■ **AIM**
Reproduce every line in the listing that contains the word "document".

■ **STORED DATA**
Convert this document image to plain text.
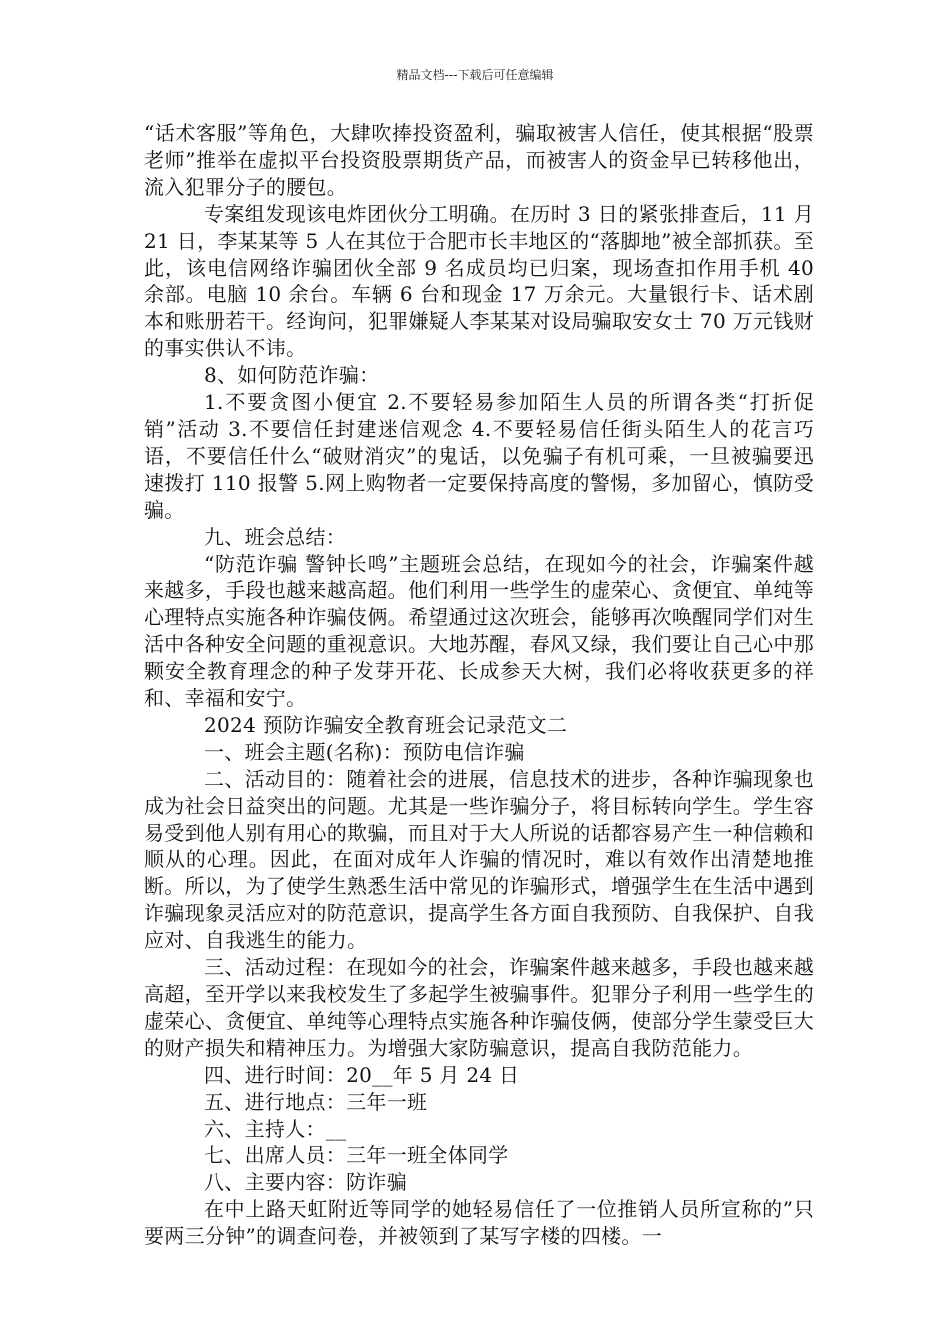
精品文档---下载后可任意编辑

“话术客服”等角色，大肆吹捧投资盈利，骗取被害人信任，使其根据“股票老师”推举在虚拟平台投资股票期货产品，而被害人的资金早已转移他出，流入犯罪分子的腰包。

专案组发现该电炸团伙分工明确。在历时 3 日的紧张排查后，11 月 21 日，李某某等 5 人在其位于合肥市长丰地区的“落脚地”被全部抓获。至此，该电信网络诈骗团伙全部 9 名成员均已归案，现场查扣作用手机 40 余部。电脑 10 余台。车辆 6 台和现金 17 万余元。大量银行卡、话术剧本和账册若干。经询问，犯罪嫌疑人李某某对设局骗取安女士 70 万元钱财的事实供认不讳。

8、如何防范诈骗：

1.不要贪图小便宜 2.不要轻易参加陌生人员的所谓各类“打折促销”活动 3.不要信任封建迷信观念 4.不要轻易信任街头陌生人的花言巧语，不要信任什么“破财消灾”的鬼话，以免骗子有机可乘，一旦被骗要迅速拨打 110 报警 5.网上购物者一定要保持高度的警惕，多加留心，慎防受骗。

九、班会总结：

“防范诈骗 警钟长鸣”主题班会总结，在现如今的社会，诈骗案件越来越多，手段也越来越高超。他们利用一些学生的虚荣心、贪便宜、单纯等心理特点实施各种诈骗伎俩。希望通过这次班会，能够再次唤醒同学们对生活中各种安全问题的重视意识。大地苏醒，春风又绿，我们要让自己心中那颗安全教育理念的种子发芽开花、长成参天大树，我们必将收获更多的祥和、幸福和安宁。

2024 预防诈骗安全教育班会记录范文二

一、班会主题(名称)：预防电信诈骗

二、活动目的：随着社会的进展，信息技术的进步，各种诈骗现象也成为社会日益突出的问题。尤其是一些诈骗分子，将目标转向学生。学生容易受到他人别有用心的欺骗，而且对于大人所说的话都容易产生一种信赖和顺从的心理。因此，在面对成年人诈骗的情况时，难以有效作出清楚地推断。所以，为了使学生熟悉生活中常见的诈骗形式，增强学生在生活中遇到诈骗现象灵活应对的防范意识，提高学生各方面自我预防、自我保护、自我应对、自我逃生的能力。

三、活动过程：在现如今的社会，诈骗案件越来越多，手段也越来越高超，至开学以来我校发生了多起学生被骗事件。犯罪分子利用一些学生的虚荣心、贪便宜、单纯等心理特点实施各种诈骗伎俩，使部分学生蒙受巨大的财产损失和精神压力。为增强大家防骗意识，提高自我防范能力。

四、进行时间：20__年 5 月 24 日

五、进行地点：三年一班

六、主持人：__

七、出席人员：三年一班全体同学

八、主要内容：防诈骗

在中上路天虹附近等同学的她轻易信任了一位推销人员所宣称的”只要两三分钟”的调查问卷，并被领到了某写字楼的四楼。一
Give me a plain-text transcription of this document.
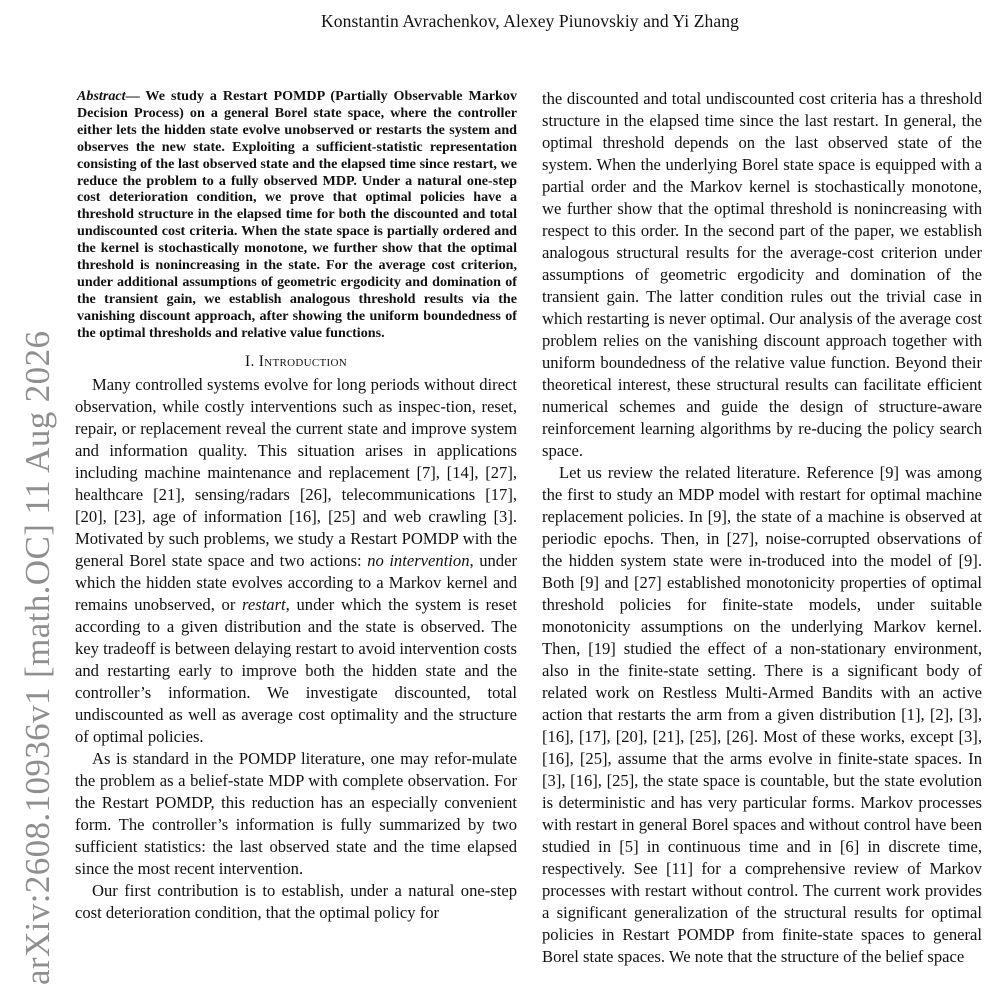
Konstantin Avrachenkov, Alexey Piunovskiy and Yi Zhang
arXiv:2608.10936v1 [math.OC] 11 Aug 2026

Abstract— We study a Restart POMDP (Partially Observable Markov Decision Process) on a general Borel state space, where the controller either lets the hidden state evolve unobserved or restarts the system and observes the new state. Exploiting a sufficient-statistic representation consisting of the last observed state and the elapsed time since restart, we reduce the problem to a fully observed MDP. Under a natural one-step cost deterioration condition, we prove that optimal policies have a threshold structure in the elapsed time for both the discounted and total undiscounted cost criteria. When the state space is partially ordered and the kernel is stochastically monotone, we further show that the optimal threshold is nonincreasing in the state. For the average cost criterion, under additional assumptions of geometric ergodicity and domination of the transient gain, we establish analogous threshold results via the vanishing discount approach, after showing the uniform boundedness of the optimal thresholds and relative value functions.

I. Introduction

Many controlled systems evolve for long periods without direct observation, while costly interventions such as inspec-tion, reset, repair, or replacement reveal the current state and improve system and information quality. This situation arises in applications including machine maintenance and replacement [7], [14], [27], healthcare [21], sensing/radars [26], telecommunications [17], [20], [23], age of information [16], [25] and web crawling [3]. Motivated by such problems, we study a Restart POMDP with the general Borel state space and two actions: no intervention, under which the hidden state evolves according to a Markov kernel and remains unobserved, or restart, under which the system is reset according to a given distribution and the state is observed. The key tradeoff is between delaying restart to avoid intervention costs and restarting early to improve both the hidden state and the controller’s information. We investigate discounted, total undiscounted as well as average cost optimality and the structure of optimal policies.

As is standard in the POMDP literature, one may refor-mulate the problem as a belief-state MDP with complete observation. For the Restart POMDP, this reduction has an especially convenient form. The controller’s information is fully summarized by two sufficient statistics: the last observed state and the time elapsed since the most recent intervention.

Our first contribution is to establish, under a natural one-step cost deterioration condition, that the optimal policy for

the discounted and total undiscounted cost criteria has a threshold structure in the elapsed time since the last restart. In general, the optimal threshold depends on the last observed state of the system. When the underlying Borel state space is equipped with a partial order and the Markov kernel is stochastically monotone, we further show that the optimal threshold is nonincreasing with respect to this order. In the second part of the paper, we establish analogous structural results for the average-cost criterion under assumptions of geometric ergodicity and domination of the transient gain. The latter condition rules out the trivial case in which restarting is never optimal. Our analysis of the average cost problem relies on the vanishing discount approach together with uniform boundedness of the relative value function. Beyond their theoretical interest, these structural results can facilitate efficient numerical schemes and guide the design of structure-aware reinforcement learning algorithms by re-ducing the policy search space.

Let us review the related literature. Reference [9] was among the first to study an MDP model with restart for optimal machine replacement policies. In [9], the state of a machine is observed at periodic epochs. Then, in [27], noise-corrupted observations of the hidden system state were in-troduced into the model of [9]. Both [9] and [27] established monotonicity properties of optimal threshold policies for finite-state models, under suitable monotonicity assumptions on the underlying Markov kernel. Then, [19] studied the effect of a non-stationary environment, also in the finite-state setting. There is a significant body of related work on Restless Multi-Armed Bandits with an active action that restarts the arm from a given distribution [1], [2], [3], [16], [17], [20], [21], [25], [26]. Most of these works, except [3], [16], [25], assume that the arms evolve in finite-state spaces. In [3], [16], [25], the state space is countable, but the state evolution is deterministic and has very particular forms. Markov processes with restart in general Borel spaces and without control have been studied in [5] in continuous time and in [6] in discrete time, respectively. See [11] for a comprehensive review of Markov processes with restart without control. The current work provides a significant generalization of the structural results for optimal policies in Restart POMDP from finite-state spaces to general Borel state spaces. We note that the structure of the belief space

■ **TASK SOLUTION**
Convert this document image to plain text.
Give me a plain-text transcription of this document.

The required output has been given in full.